→ RECORDS FOR THIS TASK:
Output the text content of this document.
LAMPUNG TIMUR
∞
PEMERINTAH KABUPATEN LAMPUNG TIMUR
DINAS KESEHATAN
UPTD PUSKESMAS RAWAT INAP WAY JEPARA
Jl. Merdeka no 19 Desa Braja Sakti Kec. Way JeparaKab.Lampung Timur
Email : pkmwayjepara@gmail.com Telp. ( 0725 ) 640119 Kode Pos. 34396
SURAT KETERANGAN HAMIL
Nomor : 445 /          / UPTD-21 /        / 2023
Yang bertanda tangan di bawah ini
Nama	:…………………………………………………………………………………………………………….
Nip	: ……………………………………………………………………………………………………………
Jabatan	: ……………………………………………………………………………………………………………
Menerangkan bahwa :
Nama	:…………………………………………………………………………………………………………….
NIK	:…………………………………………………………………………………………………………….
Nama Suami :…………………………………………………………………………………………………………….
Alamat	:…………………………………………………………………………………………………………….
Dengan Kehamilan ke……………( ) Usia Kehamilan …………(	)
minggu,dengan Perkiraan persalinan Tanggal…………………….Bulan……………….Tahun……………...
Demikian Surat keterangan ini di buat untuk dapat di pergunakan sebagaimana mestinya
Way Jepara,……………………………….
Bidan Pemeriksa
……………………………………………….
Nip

→ GOAL: Return the material exactly as it stands.

→ EXPECTED OUTPUT:
Output the text content of this document.
LAMPUNG TIMUR
∞
PEMERINTAH KABUPATEN LAMPUNG TIMUR
DINAS KESEHATAN
UPTD PUSKESMAS RAWAT INAP WAY JEPARA
Jl. Merdeka no 19 Desa Braja Sakti Kec. Way JeparaKab.Lampung Timur
Email : pkmwayjepara@gmail.com Telp. ( 0725 ) 640119 Kode Pos. 34396
SURAT KETERANGAN HAMIL
Nomor : 445 /          / UPTD-21 /        / 2023
Yang bertanda tangan di bawah ini
Nama	:…………………………………………………………………………………………………………….
Nip	: ……………………………………………………………………………………………………………
Jabatan	: ……………………………………………………………………………………………………………
Menerangkan bahwa :
Nama	:…………………………………………………………………………………………………………….
NIK	:…………………………………………………………………………………………………………….
Nama Suami :…………………………………………………………………………………………………………….
Alamat	:…………………………………………………………………………………………………………….
Dengan Kehamilan ke……………( ) Usia Kehamilan …………(	)
minggu,dengan Perkiraan persalinan Tanggal…………………….Bulan……………….Tahun……………...
Demikian Surat keterangan ini di buat untuk dapat di pergunakan sebagaimana mestinya
Way Jepara,……………………………….
Bidan Pemeriksa
……………………………………………….
Nip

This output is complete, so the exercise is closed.